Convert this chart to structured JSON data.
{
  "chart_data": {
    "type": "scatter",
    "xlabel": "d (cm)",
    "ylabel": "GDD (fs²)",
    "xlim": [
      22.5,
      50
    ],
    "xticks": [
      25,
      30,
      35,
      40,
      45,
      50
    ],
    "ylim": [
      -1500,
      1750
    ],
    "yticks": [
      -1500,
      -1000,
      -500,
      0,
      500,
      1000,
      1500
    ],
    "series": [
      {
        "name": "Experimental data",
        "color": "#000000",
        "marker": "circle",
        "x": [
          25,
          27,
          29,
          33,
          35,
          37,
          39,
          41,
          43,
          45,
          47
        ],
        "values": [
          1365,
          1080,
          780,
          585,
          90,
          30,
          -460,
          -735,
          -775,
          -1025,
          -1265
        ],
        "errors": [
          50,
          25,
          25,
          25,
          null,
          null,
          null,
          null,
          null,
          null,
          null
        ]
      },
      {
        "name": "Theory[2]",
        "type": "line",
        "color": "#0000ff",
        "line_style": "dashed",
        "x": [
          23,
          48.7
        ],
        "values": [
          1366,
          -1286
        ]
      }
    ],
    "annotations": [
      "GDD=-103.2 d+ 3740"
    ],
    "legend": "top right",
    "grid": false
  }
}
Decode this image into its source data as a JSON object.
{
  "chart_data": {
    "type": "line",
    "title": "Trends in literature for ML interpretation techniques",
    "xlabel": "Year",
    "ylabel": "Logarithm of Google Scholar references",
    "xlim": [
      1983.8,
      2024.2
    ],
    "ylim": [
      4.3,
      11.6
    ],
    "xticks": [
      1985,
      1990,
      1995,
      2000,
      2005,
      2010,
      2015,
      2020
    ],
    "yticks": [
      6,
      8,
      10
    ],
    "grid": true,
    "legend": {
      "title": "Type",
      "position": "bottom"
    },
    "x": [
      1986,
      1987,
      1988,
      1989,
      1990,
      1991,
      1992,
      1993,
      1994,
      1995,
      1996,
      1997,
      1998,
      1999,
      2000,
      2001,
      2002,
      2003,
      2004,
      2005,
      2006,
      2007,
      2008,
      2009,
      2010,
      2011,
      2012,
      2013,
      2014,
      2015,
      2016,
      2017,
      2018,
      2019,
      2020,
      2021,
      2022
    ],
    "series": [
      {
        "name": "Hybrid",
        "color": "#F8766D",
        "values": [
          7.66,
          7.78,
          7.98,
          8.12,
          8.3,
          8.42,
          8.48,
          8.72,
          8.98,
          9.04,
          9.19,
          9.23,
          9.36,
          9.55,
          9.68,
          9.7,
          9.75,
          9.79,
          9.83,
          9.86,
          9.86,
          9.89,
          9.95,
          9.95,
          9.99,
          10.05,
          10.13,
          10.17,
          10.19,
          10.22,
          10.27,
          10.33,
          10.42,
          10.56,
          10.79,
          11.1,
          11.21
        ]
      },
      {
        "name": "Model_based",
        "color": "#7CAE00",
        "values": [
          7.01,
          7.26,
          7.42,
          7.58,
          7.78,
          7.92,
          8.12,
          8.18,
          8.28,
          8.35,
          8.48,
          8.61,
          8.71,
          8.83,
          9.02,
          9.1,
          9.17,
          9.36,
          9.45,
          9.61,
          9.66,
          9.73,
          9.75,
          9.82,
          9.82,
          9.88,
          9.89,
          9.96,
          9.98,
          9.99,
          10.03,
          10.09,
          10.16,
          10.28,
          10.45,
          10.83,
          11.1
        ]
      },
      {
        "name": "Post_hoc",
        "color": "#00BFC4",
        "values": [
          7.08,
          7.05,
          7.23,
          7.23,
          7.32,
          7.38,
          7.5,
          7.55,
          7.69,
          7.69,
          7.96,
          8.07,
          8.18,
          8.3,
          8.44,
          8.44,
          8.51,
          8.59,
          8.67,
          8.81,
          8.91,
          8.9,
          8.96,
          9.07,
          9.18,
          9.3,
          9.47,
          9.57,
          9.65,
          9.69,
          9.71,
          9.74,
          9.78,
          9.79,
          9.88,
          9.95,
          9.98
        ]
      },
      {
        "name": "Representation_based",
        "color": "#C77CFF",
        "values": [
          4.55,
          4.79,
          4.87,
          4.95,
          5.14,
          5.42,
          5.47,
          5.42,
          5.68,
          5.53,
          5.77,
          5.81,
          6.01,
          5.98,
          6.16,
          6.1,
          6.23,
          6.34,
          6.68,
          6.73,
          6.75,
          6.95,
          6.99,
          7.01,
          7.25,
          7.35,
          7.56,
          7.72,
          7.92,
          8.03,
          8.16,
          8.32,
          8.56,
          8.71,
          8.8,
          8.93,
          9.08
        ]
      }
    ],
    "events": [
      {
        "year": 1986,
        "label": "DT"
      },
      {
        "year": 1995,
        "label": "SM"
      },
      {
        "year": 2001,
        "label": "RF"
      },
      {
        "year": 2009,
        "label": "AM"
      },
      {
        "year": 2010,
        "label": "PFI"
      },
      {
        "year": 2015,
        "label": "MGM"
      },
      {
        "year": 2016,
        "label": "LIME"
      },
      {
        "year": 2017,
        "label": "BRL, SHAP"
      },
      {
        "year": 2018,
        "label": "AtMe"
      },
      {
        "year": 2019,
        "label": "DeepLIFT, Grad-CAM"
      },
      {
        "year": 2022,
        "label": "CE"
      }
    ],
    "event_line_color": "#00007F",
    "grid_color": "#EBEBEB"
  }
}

# # #

→ Task instructions:
Print again each line of the listing above, exactly as it appears.

→ Output of the task:
Convert this chart to structured JSON data.
{
  "chart_data": {
    "type": "scatter",
    "xlabel": "d (cm)",
    "ylabel": "GDD (fs²)",
    "xlim": [
      22.5,
      50
    ],
    "xticks": [
      25,
      30,
      35,
      40,
      45,
      50
    ],
    "ylim": [
      -1500,
      1750
    ],
    "yticks": [
      -1500,
      -1000,
      -500,
      0,
      500,
      1000,
      1500
    ],
    "series": [
      {
        "name": "Experimental data",
        "color": "#000000",
        "marker": "circle",
        "x": [
          25,
          27,
          29,
          33,
          35,
          37,
          39,
          41,
          43,
          45,
          47
        ],
        "values": [
          1365,
          1080,
          780,
          585,
          90,
          30,
          -460,
          -735,
          -775,
          -1025,
          -1265
        ],
        "errors": [
          50,
          25,
          25,
          25,
          null,
          null,
          null,
          null,
          null,
          null,
          null
        ]
      },
      {
        "name": "Theory[2]",
        "type": "line",
        "color": "#0000ff",
        "line_style": "dashed",
        "x": [
          23,
          48.7
        ],
        "values": [
          1366,
          -1286
        ]
      }
    ],
    "annotations": [
      "GDD=-103.2 d+ 3740"
    ],
    "legend": "top right",
    "grid": false
  }
}
Decode this image into its source data as a JSON object.
{
  "chart_data": {
    "type": "line",
    "title": "Trends in literature for ML interpretation techniques",
    "xlabel": "Year",
    "ylabel": "Logarithm of Google Scholar references",
    "xlim": [
      1983.8,
      2024.2
    ],
    "ylim": [
      4.3,
      11.6
    ],
    "xticks": [
      1985,
      1990,
      1995,
      2000,
      2005,
      2010,
      2015,
      2020
    ],
    "yticks": [
      6,
      8,
      10
    ],
    "grid": true,
    "legend": {
      "title": "Type",
      "position": "bottom"
    },
    "x": [
      1986,
      1987,
      1988,
      1989,
      1990,
      1991,
      1992,
      1993,
      1994,
      1995,
      1996,
      1997,
      1998,
      1999,
      2000,
      2001,
      2002,
      2003,
      2004,
      2005,
      2006,
      2007,
      2008,
      2009,
      2010,
      2011,
      2012,
      2013,
      2014,
      2015,
      2016,
      2017,
      2018,
      2019,
      2020,
      2021,
      2022
    ],
    "series": [
      {
        "name": "Hybrid",
        "color": "#F8766D",
        "values": [
          7.66,
          7.78,
          7.98,
          8.12,
          8.3,
          8.42,
          8.48,
          8.72,
          8.98,
          9.04,
          9.19,
          9.23,
          9.36,
          9.55,
          9.68,
          9.7,
          9.75,
          9.79,
          9.83,
          9.86,
          9.86,
          9.89,
          9.95,
          9.95,
          9.99,
          10.05,
          10.13,
          10.17,
          10.19,
          10.22,
          10.27,
          10.33,
          10.42,
          10.56,
          10.79,
          11.1,
          11.21
        ]
      },
      {
        "name": "Model_based",
        "color": "#7CAE00",
        "values": [
          7.01,
          7.26,
          7.42,
          7.58,
          7.78,
          7.92,
          8.12,
          8.18,
          8.28,
          8.35,
          8.48,
          8.61,
          8.71,
          8.83,
          9.02,
          9.1,
          9.17,
          9.36,
          9.45,
          9.61,
          9.66,
          9.73,
          9.75,
          9.82,
          9.82,
          9.88,
          9.89,
          9.96,
          9.98,
          9.99,
          10.03,
          10.09,
          10.16,
          10.28,
          10.45,
          10.83,
          11.1
        ]
      },
      {
        "name": "Post_hoc",
        "color": "#00BFC4",
        "values": [
          7.08,
          7.05,
          7.23,
          7.23,
          7.32,
          7.38,
          7.5,
          7.55,
          7.69,
          7.69,
          7.96,
          8.07,
          8.18,
          8.3,
          8.44,
          8.44,
          8.51,
          8.59,
          8.67,
          8.81,
          8.91,
          8.9,
          8.96,
          9.07,
          9.18,
          9.3,
          9.47,
          9.57,
          9.65,
          9.69,
          9.71,
          9.74,
          9.78,
          9.79,
          9.88,
          9.95,
          9.98
        ]
      },
      {
        "name": "Representation_based",
        "color": "#C77CFF",
        "values": [
          4.55,
          4.79,
          4.87,
          4.95,
          5.14,
          5.42,
          5.47,
          5.42,
          5.68,
          5.53,
          5.77,
          5.81,
          6.01,
          5.98,
          6.16,
          6.1,
          6.23,
          6.34,
          6.68,
          6.73,
          6.75,
          6.95,
          6.99,
          7.01,
          7.25,
          7.35,
          7.56,
          7.72,
          7.92,
          8.03,
          8.16,
          8.32,
          8.56,
          8.71,
          8.8,
          8.93,
          9.08
        ]
      }
    ],
    "events": [
      {
        "year": 1986,
        "label": "DT"
      },
      {
        "year": 1995,
        "label": "SM"
      },
      {
        "year": 2001,
        "label": "RF"
      },
      {
        "year": 2009,
        "label": "AM"
      },
      {
        "year": 2010,
        "label": "PFI"
      },
      {
        "year": 2015,
        "label": "MGM"
      },
      {
        "year": 2016,
        "label": "LIME"
      },
      {
        "year": 2017,
        "label": "BRL, SHAP"
      },
      {
        "year": 2018,
        "label": "AtMe"
      },
      {
        "year": 2019,
        "label": "DeepLIFT, Grad-CAM"
      },
      {
        "year": 2022,
        "label": "CE"
      }
    ],
    "event_line_color": "#00007F",
    "grid_color": "#EBEBEB"
  }
}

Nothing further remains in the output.